Records from a data source:

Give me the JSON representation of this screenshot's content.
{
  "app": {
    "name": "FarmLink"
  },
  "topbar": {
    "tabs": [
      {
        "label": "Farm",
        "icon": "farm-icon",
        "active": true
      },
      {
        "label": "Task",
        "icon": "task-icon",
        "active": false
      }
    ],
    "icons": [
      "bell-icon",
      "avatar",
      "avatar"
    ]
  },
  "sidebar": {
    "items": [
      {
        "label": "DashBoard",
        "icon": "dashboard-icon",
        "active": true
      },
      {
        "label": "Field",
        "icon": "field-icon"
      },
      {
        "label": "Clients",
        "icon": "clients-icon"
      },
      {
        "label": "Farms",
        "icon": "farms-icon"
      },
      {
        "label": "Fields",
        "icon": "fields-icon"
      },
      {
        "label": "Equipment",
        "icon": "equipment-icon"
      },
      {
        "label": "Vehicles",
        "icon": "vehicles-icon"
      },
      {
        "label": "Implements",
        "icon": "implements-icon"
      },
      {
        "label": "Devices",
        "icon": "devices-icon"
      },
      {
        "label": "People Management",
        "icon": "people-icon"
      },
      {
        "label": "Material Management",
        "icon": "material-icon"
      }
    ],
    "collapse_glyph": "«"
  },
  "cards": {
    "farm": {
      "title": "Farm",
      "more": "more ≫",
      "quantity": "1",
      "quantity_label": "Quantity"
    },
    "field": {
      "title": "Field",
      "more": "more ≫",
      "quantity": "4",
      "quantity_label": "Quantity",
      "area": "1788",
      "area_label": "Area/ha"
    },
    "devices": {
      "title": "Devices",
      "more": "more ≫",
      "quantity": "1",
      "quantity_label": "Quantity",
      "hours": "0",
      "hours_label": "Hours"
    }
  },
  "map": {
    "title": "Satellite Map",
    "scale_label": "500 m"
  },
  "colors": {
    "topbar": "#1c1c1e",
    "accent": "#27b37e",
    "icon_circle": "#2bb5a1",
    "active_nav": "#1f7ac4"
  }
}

** What is needed **
Copy, from the material above, each line in which the string "title" occurs.

** Response **
      "title": "Farm",
      "title": "Field",
      "title": "Devices",
    "title": "Satellite Map",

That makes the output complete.